== Material ==

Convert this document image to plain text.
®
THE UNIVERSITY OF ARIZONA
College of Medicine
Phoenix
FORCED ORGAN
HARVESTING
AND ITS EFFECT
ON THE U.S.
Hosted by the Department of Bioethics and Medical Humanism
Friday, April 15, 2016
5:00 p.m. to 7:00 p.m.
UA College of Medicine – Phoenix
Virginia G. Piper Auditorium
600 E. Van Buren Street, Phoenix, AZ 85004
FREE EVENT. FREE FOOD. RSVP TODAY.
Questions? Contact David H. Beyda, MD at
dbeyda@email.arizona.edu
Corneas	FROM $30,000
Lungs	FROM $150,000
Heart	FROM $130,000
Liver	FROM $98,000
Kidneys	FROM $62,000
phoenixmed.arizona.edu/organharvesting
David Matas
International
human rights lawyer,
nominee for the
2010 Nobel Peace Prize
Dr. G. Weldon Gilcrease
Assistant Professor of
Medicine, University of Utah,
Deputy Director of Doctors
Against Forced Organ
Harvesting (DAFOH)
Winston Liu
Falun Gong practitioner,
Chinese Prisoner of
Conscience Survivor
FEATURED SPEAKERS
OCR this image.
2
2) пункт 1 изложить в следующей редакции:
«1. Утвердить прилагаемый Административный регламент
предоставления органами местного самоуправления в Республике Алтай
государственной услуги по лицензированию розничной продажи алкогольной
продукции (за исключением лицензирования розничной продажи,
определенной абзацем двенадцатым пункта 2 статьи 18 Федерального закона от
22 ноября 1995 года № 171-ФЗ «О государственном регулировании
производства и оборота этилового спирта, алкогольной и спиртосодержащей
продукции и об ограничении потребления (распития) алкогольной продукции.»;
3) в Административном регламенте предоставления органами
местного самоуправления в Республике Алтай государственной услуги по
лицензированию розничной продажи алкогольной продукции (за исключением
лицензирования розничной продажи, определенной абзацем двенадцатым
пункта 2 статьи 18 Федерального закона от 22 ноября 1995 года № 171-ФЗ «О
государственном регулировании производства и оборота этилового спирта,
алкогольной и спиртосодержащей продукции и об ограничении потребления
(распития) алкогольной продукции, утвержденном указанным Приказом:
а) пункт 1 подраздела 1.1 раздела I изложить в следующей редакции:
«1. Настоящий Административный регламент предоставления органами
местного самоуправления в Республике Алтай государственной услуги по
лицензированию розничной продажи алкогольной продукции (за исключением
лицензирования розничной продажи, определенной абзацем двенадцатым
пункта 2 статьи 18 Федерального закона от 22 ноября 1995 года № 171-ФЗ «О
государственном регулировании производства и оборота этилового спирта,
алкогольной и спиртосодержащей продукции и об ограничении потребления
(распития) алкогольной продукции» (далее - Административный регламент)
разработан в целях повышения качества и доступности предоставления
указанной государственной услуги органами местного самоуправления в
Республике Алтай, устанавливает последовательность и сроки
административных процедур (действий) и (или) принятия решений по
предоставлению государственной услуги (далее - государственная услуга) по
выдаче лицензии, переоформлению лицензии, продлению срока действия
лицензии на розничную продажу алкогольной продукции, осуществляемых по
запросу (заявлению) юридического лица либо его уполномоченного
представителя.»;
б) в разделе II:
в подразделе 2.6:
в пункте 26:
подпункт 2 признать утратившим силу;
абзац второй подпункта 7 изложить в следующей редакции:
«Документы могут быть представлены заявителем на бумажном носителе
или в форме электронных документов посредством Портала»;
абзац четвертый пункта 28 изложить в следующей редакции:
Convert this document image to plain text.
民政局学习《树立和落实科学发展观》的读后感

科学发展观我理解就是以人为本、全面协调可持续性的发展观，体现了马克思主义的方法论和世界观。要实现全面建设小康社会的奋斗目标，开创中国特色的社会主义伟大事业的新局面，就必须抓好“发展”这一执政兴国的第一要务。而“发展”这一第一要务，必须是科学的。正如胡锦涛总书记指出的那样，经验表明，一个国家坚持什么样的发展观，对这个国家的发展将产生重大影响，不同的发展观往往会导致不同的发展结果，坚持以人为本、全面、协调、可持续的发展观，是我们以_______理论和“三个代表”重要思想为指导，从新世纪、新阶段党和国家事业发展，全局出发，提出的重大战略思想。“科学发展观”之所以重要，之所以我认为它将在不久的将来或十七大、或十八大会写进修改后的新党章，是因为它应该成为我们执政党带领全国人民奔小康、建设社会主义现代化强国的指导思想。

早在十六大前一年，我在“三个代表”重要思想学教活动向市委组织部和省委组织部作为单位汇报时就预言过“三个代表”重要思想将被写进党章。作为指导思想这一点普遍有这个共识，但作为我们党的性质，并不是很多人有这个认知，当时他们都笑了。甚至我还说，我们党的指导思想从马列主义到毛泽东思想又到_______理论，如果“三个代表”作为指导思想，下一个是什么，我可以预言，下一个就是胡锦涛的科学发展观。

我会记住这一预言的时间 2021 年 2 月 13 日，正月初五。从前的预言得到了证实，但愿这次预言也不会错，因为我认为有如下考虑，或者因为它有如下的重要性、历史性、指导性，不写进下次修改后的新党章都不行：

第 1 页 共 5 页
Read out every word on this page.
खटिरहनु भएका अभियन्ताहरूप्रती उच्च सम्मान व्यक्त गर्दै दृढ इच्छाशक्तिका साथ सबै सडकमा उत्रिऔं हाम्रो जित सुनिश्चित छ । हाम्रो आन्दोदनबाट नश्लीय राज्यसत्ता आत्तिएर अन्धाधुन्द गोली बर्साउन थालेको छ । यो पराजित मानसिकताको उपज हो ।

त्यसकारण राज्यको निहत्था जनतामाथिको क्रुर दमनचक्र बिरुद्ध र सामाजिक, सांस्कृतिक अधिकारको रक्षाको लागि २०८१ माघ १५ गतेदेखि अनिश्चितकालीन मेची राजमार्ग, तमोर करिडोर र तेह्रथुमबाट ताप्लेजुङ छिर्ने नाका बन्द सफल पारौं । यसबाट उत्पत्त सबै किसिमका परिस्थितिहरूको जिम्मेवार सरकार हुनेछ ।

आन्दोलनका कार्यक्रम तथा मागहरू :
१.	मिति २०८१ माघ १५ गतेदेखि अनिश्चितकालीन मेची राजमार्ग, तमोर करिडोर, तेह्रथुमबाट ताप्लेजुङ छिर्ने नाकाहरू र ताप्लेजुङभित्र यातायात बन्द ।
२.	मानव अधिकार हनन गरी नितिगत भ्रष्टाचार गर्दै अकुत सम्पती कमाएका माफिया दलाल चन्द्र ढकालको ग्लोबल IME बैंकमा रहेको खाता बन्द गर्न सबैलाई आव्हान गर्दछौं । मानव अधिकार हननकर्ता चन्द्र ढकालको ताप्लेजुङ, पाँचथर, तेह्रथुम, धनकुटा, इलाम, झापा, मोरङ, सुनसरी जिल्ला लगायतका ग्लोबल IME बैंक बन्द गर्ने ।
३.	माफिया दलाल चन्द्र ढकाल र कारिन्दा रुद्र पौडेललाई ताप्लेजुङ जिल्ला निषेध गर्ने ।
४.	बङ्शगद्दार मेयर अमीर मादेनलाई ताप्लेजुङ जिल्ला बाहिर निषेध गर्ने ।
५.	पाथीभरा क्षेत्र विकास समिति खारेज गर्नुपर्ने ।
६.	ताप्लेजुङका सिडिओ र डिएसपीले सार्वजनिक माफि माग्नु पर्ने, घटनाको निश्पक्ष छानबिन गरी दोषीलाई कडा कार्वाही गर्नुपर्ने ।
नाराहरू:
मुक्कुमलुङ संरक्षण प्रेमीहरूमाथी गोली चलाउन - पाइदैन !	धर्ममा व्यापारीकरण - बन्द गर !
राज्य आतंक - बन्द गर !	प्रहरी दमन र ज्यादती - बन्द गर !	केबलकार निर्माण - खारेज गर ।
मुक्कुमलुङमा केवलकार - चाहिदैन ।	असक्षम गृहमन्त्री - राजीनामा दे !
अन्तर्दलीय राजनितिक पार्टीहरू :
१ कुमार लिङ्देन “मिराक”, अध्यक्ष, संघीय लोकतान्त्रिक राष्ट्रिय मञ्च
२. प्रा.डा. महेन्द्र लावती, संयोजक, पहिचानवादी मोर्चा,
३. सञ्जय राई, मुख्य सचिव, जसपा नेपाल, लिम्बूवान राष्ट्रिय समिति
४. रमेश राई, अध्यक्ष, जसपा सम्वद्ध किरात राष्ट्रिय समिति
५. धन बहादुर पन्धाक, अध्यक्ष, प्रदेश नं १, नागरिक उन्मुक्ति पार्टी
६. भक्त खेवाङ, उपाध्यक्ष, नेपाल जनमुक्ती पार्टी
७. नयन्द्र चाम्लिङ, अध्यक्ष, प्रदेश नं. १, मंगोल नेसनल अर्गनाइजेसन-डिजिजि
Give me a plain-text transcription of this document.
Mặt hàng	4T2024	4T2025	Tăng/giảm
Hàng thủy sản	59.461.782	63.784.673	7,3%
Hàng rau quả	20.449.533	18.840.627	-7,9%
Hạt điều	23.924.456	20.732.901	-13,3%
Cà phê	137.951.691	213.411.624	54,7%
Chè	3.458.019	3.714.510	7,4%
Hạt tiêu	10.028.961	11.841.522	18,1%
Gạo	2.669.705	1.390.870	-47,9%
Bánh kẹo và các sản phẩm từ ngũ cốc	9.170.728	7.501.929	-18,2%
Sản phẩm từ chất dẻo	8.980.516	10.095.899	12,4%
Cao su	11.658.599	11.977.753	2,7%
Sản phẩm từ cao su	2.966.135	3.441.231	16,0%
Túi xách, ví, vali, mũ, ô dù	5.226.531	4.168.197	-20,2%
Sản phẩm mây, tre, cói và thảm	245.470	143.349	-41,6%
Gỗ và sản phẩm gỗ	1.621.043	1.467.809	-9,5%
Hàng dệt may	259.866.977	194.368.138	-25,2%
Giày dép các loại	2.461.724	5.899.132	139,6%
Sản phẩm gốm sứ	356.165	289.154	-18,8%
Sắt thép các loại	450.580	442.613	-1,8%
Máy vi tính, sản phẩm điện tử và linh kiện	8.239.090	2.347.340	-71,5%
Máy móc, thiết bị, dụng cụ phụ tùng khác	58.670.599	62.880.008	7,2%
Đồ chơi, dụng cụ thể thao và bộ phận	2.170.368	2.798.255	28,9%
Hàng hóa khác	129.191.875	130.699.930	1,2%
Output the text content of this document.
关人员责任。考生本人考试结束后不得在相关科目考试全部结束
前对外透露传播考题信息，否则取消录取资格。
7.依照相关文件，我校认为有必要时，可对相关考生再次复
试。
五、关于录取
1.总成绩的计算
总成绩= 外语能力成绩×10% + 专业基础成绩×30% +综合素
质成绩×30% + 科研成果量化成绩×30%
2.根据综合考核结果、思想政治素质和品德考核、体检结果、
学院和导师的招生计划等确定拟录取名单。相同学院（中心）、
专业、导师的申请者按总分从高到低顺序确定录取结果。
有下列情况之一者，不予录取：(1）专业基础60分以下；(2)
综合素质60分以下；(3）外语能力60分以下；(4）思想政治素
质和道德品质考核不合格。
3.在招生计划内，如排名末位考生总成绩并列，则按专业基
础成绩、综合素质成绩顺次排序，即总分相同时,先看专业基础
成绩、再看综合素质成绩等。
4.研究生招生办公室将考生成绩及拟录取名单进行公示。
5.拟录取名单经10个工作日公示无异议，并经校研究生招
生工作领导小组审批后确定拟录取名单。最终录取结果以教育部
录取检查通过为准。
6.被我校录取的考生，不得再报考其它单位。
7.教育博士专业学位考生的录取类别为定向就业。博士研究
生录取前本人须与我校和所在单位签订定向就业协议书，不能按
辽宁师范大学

===

» **Problem requirements**: Repeat word for word each line from the one with "Give me a plain-text" to the end of the records above, inclusive.

» **Response below**:
Give me a plain-text transcription of this document.
Mặt hàng	4T2024	4T2025	Tăng/giảm
Hàng thủy sản	59.461.782	63.784.673	7,3%
Hàng rau quả	20.449.533	18.840.627	-7,9%
Hạt điều	23.924.456	20.732.901	-13,3%
Cà phê	137.951.691	213.411.624	54,7%
Chè	3.458.019	3.714.510	7,4%
Hạt tiêu	10.028.961	11.841.522	18,1%
Gạo	2.669.705	1.390.870	-47,9%
Bánh kẹo và các sản phẩm từ ngũ cốc	9.170.728	7.501.929	-18,2%
Sản phẩm từ chất dẻo	8.980.516	10.095.899	12,4%
Cao su	11.658.599	11.977.753	2,7%
Sản phẩm từ cao su	2.966.135	3.441.231	16,0%
Túi xách, ví, vali, mũ, ô dù	5.226.531	4.168.197	-20,2%
Sản phẩm mây, tre, cói và thảm	245.470	143.349	-41,6%
Gỗ và sản phẩm gỗ	1.621.043	1.467.809	-9,5%
Hàng dệt may	259.866.977	194.368.138	-25,2%
Giày dép các loại	2.461.724	5.899.132	139,6%
Sản phẩm gốm sứ	356.165	289.154	-18,8%
Sắt thép các loại	450.580	442.613	-1,8%
Máy vi tính, sản phẩm điện tử và linh kiện	8.239.090	2.347.340	-71,5%
Máy móc, thiết bị, dụng cụ phụ tùng khác	58.670.599	62.880.008	7,2%
Đồ chơi, dụng cụ thể thao và bộ phận	2.170.368	2.798.255	28,9%
Hàng hóa khác	129.191.875	130.699.930	1,2%
Output the text content of this document.
关人员责任。考生本人考试结束后不得在相关科目考试全部结束
前对外透露传播考题信息，否则取消录取资格。
7.依照相关文件，我校认为有必要时，可对相关考生再次复
试。
五、关于录取
1.总成绩的计算
总成绩= 外语能力成绩×10% + 专业基础成绩×30% +综合素
质成绩×30% + 科研成果量化成绩×30%
2.根据综合考核结果、思想政治素质和品德考核、体检结果、
学院和导师的招生计划等确定拟录取名单。相同学院（中心）、
专业、导师的申请者按总分从高到低顺序确定录取结果。
有下列情况之一者，不予录取：(1）专业基础60分以下；(2)
综合素质60分以下；(3）外语能力60分以下；(4）思想政治素
质和道德品质考核不合格。
3.在招生计划内，如排名末位考生总成绩并列，则按专业基
础成绩、综合素质成绩顺次排序，即总分相同时,先看专业基础
成绩、再看综合素质成绩等。
4.研究生招生办公室将考生成绩及拟录取名单进行公示。
5.拟录取名单经10个工作日公示无异议，并经校研究生招
生工作领导小组审批后确定拟录取名单。最终录取结果以教育部
录取检查通过为准。
6.被我校录取的考生，不得再报考其它单位。
7.教育博士专业学位考生的录取类别为定向就业。博士研究
生录取前本人须与我校和所在单位签订定向就业协议书，不能按
辽宁师范大学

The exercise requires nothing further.